Structured figure records
BEGIN

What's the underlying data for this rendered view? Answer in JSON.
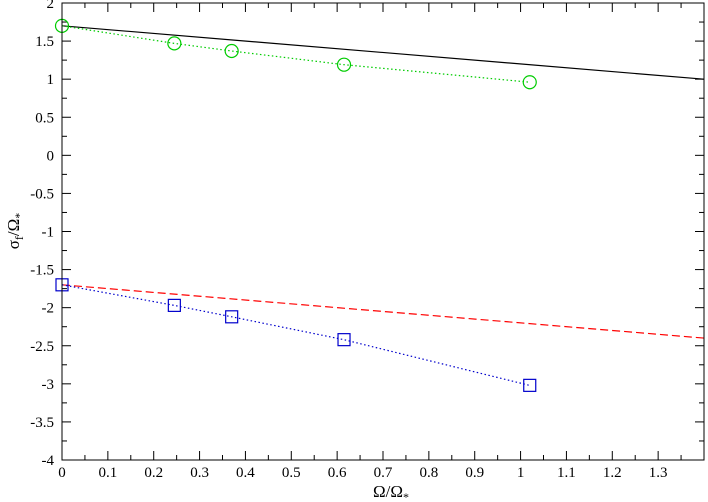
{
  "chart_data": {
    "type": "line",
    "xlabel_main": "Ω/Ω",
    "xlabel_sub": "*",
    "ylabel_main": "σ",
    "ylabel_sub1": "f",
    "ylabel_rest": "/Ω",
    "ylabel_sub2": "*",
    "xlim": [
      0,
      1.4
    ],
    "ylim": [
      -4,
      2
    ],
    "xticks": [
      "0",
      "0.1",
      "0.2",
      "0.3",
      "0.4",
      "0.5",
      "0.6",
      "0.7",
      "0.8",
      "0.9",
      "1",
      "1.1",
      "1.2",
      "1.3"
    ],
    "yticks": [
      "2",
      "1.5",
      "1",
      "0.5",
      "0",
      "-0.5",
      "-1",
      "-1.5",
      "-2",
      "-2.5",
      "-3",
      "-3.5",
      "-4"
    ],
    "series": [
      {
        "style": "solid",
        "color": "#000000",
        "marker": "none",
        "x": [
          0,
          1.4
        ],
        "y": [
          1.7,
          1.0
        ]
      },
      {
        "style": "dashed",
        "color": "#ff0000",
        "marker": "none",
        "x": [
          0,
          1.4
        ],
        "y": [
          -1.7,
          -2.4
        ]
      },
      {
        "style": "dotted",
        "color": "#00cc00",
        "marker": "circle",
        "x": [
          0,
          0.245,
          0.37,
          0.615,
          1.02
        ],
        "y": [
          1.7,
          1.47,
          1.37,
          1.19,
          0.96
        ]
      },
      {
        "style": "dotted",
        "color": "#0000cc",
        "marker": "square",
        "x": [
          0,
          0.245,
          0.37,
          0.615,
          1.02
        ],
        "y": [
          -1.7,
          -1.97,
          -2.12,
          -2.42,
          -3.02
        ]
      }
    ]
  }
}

END

▶ **Written task**
Quote each record exactly as it stands, minus the pictures.

▶ **Task answer**
What's the underlying data for this rendered view? Answer in JSON.
{
  "chart_data": {
    "type": "line",
    "xlabel_main": "Ω/Ω",
    "xlabel_sub": "*",
    "ylabel_main": "σ",
    "ylabel_sub1": "f",
    "ylabel_rest": "/Ω",
    "ylabel_sub2": "*",
    "xlim": [
      0,
      1.4
    ],
    "ylim": [
      -4,
      2
    ],
    "xticks": [
      "0",
      "0.1",
      "0.2",
      "0.3",
      "0.4",
      "0.5",
      "0.6",
      "0.7",
      "0.8",
      "0.9",
      "1",
      "1.1",
      "1.2",
      "1.3"
    ],
    "yticks": [
      "2",
      "1.5",
      "1",
      "0.5",
      "0",
      "-0.5",
      "-1",
      "-1.5",
      "-2",
      "-2.5",
      "-3",
      "-3.5",
      "-4"
    ],
    "series": [
      {
        "style": "solid",
        "color": "#000000",
        "marker": "none",
        "x": [
          0,
          1.4
        ],
        "y": [
          1.7,
          1.0
        ]
      },
      {
        "style": "dashed",
        "color": "#ff0000",
        "marker": "none",
        "x": [
          0,
          1.4
        ],
        "y": [
          -1.7,
          -2.4
        ]
      },
      {
        "style": "dotted",
        "color": "#00cc00",
        "marker": "circle",
        "x": [
          0,
          0.245,
          0.37,
          0.615,
          1.02
        ],
        "y": [
          1.7,
          1.47,
          1.37,
          1.19,
          0.96
        ]
      },
      {
        "style": "dotted",
        "color": "#0000cc",
        "marker": "square",
        "x": [
          0,
          0.245,
          0.37,
          0.615,
          1.02
        ],
        "y": [
          -1.7,
          -1.97,
          -2.12,
          -2.42,
          -3.02
        ]
      }
    ]
  }
}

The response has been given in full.